> Required task:
Which lines include the word "number"? Copy each of them.

(Records)
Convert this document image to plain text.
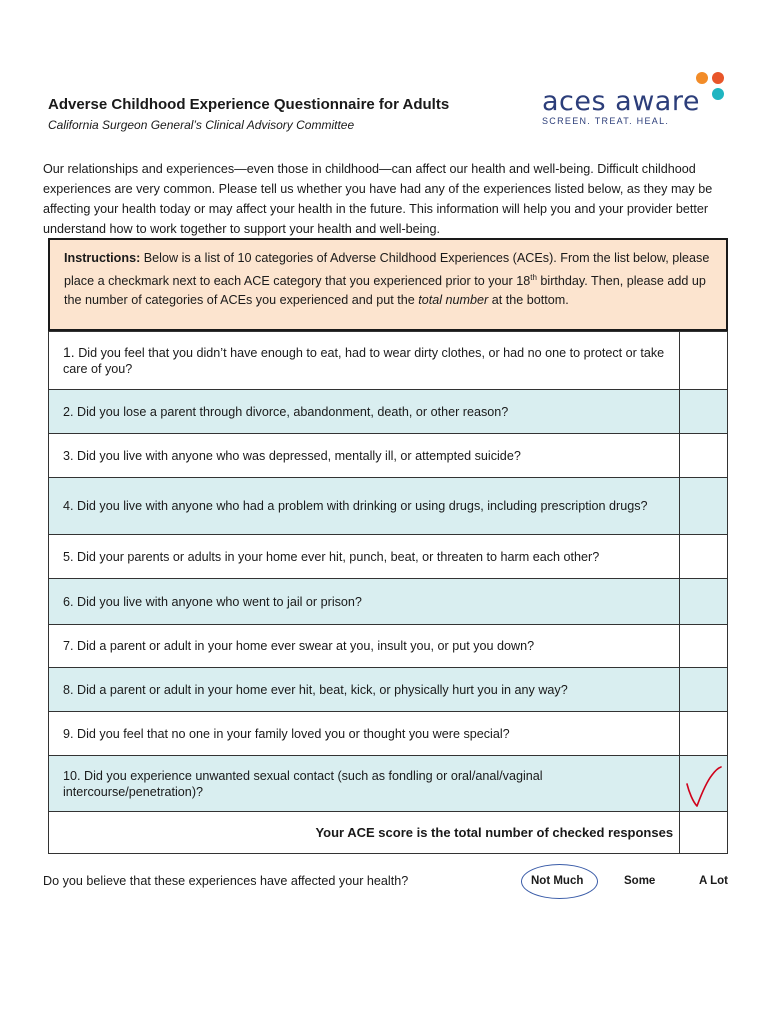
Adverse Childhood Experience Questionnaire for Adults
California Surgeon General’s Clinical Advisory Committee
aces aware
SCREEN. TREAT. HEAL.
Our relationships and experiences—even those in childhood—can affect our health and well-being. Difficult childhood experiences are very common. Please tell us whether you have had any of the experiences listed below, as they may be affecting your health today or may affect your health in the future. This information will help you and your provider better understand how to work together to support your health and well-being.
Instructions: Below is a list of 10 categories of Adverse Childhood Experiences (ACEs). From the list below, please place a checkmark next to each ACE category that you experienced prior to your 18th birthday. Then, please add up the number of categories of ACEs you experienced and put the total number at the bottom.
1. Did you feel that you didn’t have enough to eat, had to wear dirty clothes, or had no one to protect or take care of you?	
2. Did you lose a parent through divorce, abandonment, death, or other reason?	
3. Did you live with anyone who was depressed, mentally ill, or attempted suicide?	
4. Did you live with anyone who had a problem with drinking or using drugs, including prescription drugs?	
5. Did your parents or adults in your home ever hit, punch, beat, or threaten to harm each other?	
6. Did you live with anyone who went to jail or prison?	
7. Did a parent or adult in your home ever swear at you, insult you, or put you down?	
8. Did a parent or adult in your home ever hit, beat, kick, or physically hurt you in any way?	
9. Did you feel that no one in your family loved you or thought you were special?	
10. Did you experience unwanted sexual contact (such as fondling or oral/anal/vaginal intercourse/penetration)?	

Your ACE score is the total number of checked responses	
Do you believe that these experiences have affected your health?	Not Much	Some	A Lot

> The result:
Instructions: Below is a list of 10 categories of Adverse Childhood Experiences (ACEs). From the list below, please place a checkmark next to each ACE category that you experienced prior to your 18th birthday. Then, please add up the number of categories of ACEs you experienced and put the total number at the bottom.
Your ACE score is the total number of checked responses	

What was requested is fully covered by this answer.